» PROVIDED RECORDS:

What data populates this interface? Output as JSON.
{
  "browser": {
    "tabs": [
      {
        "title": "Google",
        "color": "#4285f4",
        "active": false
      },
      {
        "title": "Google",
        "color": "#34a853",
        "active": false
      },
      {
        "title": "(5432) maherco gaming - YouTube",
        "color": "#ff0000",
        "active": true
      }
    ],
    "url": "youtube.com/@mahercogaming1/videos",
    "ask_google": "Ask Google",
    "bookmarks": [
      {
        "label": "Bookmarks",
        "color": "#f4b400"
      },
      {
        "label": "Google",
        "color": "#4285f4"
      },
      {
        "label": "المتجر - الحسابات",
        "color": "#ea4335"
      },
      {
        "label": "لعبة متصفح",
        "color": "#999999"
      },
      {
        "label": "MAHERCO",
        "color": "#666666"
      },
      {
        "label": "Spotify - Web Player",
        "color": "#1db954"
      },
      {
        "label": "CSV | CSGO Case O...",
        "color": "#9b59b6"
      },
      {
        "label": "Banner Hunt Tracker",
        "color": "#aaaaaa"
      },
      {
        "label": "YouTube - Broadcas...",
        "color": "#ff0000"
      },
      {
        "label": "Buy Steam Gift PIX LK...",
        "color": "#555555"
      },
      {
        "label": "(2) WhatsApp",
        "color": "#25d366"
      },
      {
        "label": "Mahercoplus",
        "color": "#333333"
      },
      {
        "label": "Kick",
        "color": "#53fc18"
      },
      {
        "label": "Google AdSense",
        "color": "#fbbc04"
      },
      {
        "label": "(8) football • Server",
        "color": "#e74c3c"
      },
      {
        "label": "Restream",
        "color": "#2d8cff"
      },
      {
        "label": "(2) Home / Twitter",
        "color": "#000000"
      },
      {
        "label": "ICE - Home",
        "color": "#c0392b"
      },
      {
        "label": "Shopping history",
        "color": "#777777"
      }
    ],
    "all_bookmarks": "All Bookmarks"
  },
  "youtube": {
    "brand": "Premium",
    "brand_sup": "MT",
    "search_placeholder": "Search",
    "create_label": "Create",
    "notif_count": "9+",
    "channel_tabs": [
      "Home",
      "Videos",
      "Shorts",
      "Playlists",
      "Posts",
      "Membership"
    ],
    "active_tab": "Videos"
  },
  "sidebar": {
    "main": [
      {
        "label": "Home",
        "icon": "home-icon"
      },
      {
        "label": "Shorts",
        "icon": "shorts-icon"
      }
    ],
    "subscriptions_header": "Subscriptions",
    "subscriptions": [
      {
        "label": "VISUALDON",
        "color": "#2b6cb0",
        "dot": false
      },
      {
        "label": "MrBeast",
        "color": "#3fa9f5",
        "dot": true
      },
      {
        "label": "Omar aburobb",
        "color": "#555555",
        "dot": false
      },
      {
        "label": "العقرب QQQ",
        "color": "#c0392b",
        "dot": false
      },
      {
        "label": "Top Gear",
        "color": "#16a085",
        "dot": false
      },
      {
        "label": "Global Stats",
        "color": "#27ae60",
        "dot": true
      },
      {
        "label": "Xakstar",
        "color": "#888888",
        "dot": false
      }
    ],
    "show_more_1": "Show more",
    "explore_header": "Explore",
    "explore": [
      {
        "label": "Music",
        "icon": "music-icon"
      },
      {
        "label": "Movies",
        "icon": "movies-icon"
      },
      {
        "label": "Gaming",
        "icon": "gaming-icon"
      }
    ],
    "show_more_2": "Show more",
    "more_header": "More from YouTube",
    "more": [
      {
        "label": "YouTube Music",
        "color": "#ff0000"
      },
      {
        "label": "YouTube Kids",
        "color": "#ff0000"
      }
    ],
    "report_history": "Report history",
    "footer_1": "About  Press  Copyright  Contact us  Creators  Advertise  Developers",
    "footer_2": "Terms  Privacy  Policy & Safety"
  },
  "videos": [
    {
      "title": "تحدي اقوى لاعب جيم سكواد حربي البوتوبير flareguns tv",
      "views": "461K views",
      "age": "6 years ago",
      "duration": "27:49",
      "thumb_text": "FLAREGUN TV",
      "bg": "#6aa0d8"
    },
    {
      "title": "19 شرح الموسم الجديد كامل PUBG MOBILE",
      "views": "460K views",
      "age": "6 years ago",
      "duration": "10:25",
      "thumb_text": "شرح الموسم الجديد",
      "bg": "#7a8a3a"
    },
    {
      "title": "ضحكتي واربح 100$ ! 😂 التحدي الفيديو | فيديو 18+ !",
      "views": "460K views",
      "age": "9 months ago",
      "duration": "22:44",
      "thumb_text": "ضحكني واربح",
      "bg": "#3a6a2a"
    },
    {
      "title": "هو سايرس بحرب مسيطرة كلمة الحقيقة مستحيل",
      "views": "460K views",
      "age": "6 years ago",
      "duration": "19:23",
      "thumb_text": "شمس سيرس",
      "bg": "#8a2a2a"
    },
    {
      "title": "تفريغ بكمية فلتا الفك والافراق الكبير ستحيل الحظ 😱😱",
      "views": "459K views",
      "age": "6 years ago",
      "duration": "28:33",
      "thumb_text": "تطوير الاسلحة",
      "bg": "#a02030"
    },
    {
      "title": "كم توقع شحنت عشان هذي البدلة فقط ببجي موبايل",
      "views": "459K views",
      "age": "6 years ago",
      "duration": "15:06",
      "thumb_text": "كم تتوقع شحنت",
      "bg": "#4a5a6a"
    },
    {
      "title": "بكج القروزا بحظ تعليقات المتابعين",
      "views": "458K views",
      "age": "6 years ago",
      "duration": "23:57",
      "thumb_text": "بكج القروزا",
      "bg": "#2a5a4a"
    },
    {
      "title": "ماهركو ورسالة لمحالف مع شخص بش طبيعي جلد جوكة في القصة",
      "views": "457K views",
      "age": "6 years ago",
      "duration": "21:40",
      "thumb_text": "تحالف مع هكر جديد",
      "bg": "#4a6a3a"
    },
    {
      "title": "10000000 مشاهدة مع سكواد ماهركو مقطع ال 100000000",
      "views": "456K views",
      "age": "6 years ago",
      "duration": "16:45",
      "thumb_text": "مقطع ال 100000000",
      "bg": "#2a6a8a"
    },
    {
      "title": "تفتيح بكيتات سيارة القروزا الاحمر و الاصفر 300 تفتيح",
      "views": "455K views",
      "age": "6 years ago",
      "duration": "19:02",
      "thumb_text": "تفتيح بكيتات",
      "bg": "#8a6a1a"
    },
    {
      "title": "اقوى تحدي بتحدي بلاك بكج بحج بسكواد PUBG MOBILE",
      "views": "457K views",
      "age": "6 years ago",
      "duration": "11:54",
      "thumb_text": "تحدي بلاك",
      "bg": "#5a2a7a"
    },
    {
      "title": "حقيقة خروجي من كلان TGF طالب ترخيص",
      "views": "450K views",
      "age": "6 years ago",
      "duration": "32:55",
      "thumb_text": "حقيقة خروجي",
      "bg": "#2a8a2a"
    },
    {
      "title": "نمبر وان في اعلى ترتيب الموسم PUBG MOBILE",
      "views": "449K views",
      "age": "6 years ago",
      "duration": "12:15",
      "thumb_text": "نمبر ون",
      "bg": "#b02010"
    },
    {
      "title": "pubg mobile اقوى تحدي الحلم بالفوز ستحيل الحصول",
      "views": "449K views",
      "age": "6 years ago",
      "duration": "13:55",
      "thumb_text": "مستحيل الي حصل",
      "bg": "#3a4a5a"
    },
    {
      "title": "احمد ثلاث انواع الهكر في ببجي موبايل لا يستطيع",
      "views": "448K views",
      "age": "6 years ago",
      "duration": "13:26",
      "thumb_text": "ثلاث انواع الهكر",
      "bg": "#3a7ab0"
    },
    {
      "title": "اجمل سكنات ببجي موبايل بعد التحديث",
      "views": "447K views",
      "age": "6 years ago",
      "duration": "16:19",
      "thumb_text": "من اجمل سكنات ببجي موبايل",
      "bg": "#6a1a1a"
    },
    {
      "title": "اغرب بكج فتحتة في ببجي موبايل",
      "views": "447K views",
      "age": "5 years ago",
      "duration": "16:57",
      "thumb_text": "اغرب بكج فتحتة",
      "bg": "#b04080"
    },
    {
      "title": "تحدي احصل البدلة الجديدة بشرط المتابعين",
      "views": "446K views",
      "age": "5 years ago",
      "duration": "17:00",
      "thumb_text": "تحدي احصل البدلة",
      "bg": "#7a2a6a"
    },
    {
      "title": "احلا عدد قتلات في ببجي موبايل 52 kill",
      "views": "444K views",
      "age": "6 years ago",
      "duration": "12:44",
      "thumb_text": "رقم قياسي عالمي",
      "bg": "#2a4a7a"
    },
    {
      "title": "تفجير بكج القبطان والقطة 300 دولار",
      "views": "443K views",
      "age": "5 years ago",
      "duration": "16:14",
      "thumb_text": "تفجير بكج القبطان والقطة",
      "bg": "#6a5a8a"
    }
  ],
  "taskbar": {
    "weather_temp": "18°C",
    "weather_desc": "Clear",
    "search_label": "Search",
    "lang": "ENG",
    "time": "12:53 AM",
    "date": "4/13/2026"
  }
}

» WORK TO BE COMPLETED: Which lines hold the word "الموسم"? Copy every one of them.

» SOLUTION TO THE EXERCISE:
      "title": "19 شرح الموسم الجديد كامل PUBG MOBILE",
      "thumb_text": "شرح الموسم الجديد",
      "title": "نمبر وان في اعلى ترتيب الموسم PUBG MOBILE",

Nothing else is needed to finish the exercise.